▶ _Task prompt_
Give every entry again, word for word.

▶ _Material for this exercise_
>> Start
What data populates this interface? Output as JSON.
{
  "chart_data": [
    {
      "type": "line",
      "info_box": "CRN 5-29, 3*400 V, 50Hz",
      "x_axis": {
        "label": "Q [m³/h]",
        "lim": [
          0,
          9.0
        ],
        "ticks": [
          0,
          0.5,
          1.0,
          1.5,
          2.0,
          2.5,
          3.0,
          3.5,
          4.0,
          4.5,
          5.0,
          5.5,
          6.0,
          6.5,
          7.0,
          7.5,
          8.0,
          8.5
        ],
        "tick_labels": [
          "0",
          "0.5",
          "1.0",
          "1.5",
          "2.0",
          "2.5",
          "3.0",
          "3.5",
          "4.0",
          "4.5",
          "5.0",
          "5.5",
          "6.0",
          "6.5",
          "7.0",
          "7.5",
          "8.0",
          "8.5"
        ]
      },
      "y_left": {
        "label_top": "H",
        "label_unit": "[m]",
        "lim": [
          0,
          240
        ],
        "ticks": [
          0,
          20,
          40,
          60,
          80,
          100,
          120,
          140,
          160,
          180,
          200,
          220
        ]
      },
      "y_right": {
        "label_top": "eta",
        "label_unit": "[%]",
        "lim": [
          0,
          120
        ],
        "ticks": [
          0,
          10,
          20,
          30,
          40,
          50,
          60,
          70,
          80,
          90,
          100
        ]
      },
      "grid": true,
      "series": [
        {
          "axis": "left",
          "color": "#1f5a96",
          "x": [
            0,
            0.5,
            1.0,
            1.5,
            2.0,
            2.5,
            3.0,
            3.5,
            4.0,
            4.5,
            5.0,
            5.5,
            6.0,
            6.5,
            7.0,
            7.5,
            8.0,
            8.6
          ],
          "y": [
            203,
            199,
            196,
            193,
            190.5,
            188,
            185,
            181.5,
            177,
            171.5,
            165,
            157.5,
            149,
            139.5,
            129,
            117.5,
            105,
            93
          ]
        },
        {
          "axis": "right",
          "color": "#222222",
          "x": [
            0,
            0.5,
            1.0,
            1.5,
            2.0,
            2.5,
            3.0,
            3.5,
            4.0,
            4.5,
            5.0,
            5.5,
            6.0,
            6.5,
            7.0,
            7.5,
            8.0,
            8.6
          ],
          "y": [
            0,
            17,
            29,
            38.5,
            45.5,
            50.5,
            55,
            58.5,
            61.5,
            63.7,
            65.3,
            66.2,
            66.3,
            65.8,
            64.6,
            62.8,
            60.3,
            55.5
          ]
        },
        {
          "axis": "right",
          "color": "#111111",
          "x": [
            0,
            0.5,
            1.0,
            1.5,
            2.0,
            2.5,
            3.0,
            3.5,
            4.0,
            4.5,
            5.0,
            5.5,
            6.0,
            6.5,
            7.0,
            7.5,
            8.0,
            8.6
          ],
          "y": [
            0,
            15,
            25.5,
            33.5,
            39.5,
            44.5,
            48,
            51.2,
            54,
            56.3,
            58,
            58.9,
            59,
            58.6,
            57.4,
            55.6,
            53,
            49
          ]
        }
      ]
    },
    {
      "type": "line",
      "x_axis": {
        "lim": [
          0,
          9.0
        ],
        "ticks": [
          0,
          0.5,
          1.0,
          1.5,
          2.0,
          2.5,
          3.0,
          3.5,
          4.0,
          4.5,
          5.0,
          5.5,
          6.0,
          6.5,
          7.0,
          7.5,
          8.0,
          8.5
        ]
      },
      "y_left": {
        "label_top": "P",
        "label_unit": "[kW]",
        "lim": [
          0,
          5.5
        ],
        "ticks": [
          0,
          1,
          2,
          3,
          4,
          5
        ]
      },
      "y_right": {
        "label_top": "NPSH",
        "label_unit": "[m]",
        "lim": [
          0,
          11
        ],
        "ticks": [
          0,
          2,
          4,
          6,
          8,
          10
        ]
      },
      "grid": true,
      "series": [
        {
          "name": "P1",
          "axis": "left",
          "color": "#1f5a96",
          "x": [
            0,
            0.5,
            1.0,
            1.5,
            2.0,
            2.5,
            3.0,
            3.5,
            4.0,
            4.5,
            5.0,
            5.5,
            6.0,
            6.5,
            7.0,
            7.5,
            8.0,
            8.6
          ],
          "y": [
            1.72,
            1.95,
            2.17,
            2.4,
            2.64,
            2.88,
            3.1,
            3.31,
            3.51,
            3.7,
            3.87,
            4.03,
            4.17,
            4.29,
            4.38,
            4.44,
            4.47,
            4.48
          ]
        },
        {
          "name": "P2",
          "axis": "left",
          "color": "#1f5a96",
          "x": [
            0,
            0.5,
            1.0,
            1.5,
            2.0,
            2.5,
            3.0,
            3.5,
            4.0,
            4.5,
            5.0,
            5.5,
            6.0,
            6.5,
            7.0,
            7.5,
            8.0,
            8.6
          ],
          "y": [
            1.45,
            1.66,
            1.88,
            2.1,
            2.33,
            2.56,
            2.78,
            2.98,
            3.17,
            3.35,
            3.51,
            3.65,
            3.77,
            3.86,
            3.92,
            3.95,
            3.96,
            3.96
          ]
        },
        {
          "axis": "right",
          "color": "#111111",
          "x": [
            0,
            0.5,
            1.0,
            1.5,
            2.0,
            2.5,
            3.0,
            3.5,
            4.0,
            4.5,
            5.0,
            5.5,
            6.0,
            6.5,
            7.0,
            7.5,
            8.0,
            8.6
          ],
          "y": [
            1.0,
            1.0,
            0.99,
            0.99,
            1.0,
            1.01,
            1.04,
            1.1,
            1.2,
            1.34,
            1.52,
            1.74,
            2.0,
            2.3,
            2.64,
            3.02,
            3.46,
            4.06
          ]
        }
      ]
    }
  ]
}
>> End
▶ _Task result_
What data populates this interface? Output as JSON.
{
  "chart_data": [
    {
      "type": "line",
      "info_box": "CRN 5-29, 3*400 V, 50Hz",
      "x_axis": {
        "label": "Q [m³/h]",
        "lim": [
          0,
          9.0
        ],
        "ticks": [
          0,
          0.5,
          1.0,
          1.5,
          2.0,
          2.5,
          3.0,
          3.5,
          4.0,
          4.5,
          5.0,
          5.5,
          6.0,
          6.5,
          7.0,
          7.5,
          8.0,
          8.5
        ],
        "tick_labels": [
          "0",
          "0.5",
          "1.0",
          "1.5",
          "2.0",
          "2.5",
          "3.0",
          "3.5",
          "4.0",
          "4.5",
          "5.0",
          "5.5",
          "6.0",
          "6.5",
          "7.0",
          "7.5",
          "8.0",
          "8.5"
        ]
      },
      "y_left": {
        "label_top": "H",
        "label_unit": "[m]",
        "lim": [
          0,
          240
        ],
        "ticks": [
          0,
          20,
          40,
          60,
          80,
          100,
          120,
          140,
          160,
          180,
          200,
          220
        ]
      },
      "y_right": {
        "label_top": "eta",
        "label_unit": "[%]",
        "lim": [
          0,
          120
        ],
        "ticks": [
          0,
          10,
          20,
          30,
          40,
          50,
          60,
          70,
          80,
          90,
          100
        ]
      },
      "grid": true,
      "series": [
        {
          "axis": "left",
          "color": "#1f5a96",
          "x": [
            0,
            0.5,
            1.0,
            1.5,
            2.0,
            2.5,
            3.0,
            3.5,
            4.0,
            4.5,
            5.0,
            5.5,
            6.0,
            6.5,
            7.0,
            7.5,
            8.0,
            8.6
          ],
          "y": [
            203,
            199,
            196,
            193,
            190.5,
            188,
            185,
            181.5,
            177,
            171.5,
            165,
            157.5,
            149,
            139.5,
            129,
            117.5,
            105,
            93
          ]
        },
        {
          "axis": "right",
          "color": "#222222",
          "x": [
            0,
            0.5,
            1.0,
            1.5,
            2.0,
            2.5,
            3.0,
            3.5,
            4.0,
            4.5,
            5.0,
            5.5,
            6.0,
            6.5,
            7.0,
            7.5,
            8.0,
            8.6
          ],
          "y": [
            0,
            17,
            29,
            38.5,
            45.5,
            50.5,
            55,
            58.5,
            61.5,
            63.7,
            65.3,
            66.2,
            66.3,
            65.8,
            64.6,
            62.8,
            60.3,
            55.5
          ]
        },
        {
          "axis": "right",
          "color": "#111111",
          "x": [
            0,
            0.5,
            1.0,
            1.5,
            2.0,
            2.5,
            3.0,
            3.5,
            4.0,
            4.5,
            5.0,
            5.5,
            6.0,
            6.5,
            7.0,
            7.5,
            8.0,
            8.6
          ],
          "y": [
            0,
            15,
            25.5,
            33.5,
            39.5,
            44.5,
            48,
            51.2,
            54,
            56.3,
            58,
            58.9,
            59,
            58.6,
            57.4,
            55.6,
            53,
            49
          ]
        }
      ]
    },
    {
      "type": "line",
      "x_axis": {
        "lim": [
          0,
          9.0
        ],
        "ticks": [
          0,
          0.5,
          1.0,
          1.5,
          2.0,
          2.5,
          3.0,
          3.5,
          4.0,
          4.5,
          5.0,
          5.5,
          6.0,
          6.5,
          7.0,
          7.5,
          8.0,
          8.5
        ]
      },
      "y_left": {
        "label_top": "P",
        "label_unit": "[kW]",
        "lim": [
          0,
          5.5
        ],
        "ticks": [
          0,
          1,
          2,
          3,
          4,
          5
        ]
      },
      "y_right": {
        "label_top": "NPSH",
        "label_unit": "[m]",
        "lim": [
          0,
          11
        ],
        "ticks": [
          0,
          2,
          4,
          6,
          8,
          10
        ]
      },
      "grid": true,
      "series": [
        {
          "name": "P1",
          "axis": "left",
          "color": "#1f5a96",
          "x": [
            0,
            0.5,
            1.0,
            1.5,
            2.0,
            2.5,
            3.0,
            3.5,
            4.0,
            4.5,
            5.0,
            5.5,
            6.0,
            6.5,
            7.0,
            7.5,
            8.0,
            8.6
          ],
          "y": [
            1.72,
            1.95,
            2.17,
            2.4,
            2.64,
            2.88,
            3.1,
            3.31,
            3.51,
            3.7,
            3.87,
            4.03,
            4.17,
            4.29,
            4.38,
            4.44,
            4.47,
            4.48
          ]
        },
        {
          "name": "P2",
          "axis": "left",
          "color": "#1f5a96",
          "x": [
            0,
            0.5,
            1.0,
            1.5,
            2.0,
            2.5,
            3.0,
            3.5,
            4.0,
            4.5,
            5.0,
            5.5,
            6.0,
            6.5,
            7.0,
            7.5,
            8.0,
            8.6
          ],
          "y": [
            1.45,
            1.66,
            1.88,
            2.1,
            2.33,
            2.56,
            2.78,
            2.98,
            3.17,
            3.35,
            3.51,
            3.65,
            3.77,
            3.86,
            3.92,
            3.95,
            3.96,
            3.96
          ]
        },
        {
          "axis": "right",
          "color": "#111111",
          "x": [
            0,
            0.5,
            1.0,
            1.5,
            2.0,
            2.5,
            3.0,
            3.5,
            4.0,
            4.5,
            5.0,
            5.5,
            6.0,
            6.5,
            7.0,
            7.5,
            8.0,
            8.6
          ],
          "y": [
            1.0,
            1.0,
            0.99,
            0.99,
            1.0,
            1.01,
            1.04,
            1.1,
            1.2,
            1.34,
            1.52,
            1.74,
            2.0,
            2.3,
            2.64,
            3.02,
            3.46,
            4.06
          ]
        }
      ]
    }
  ]
}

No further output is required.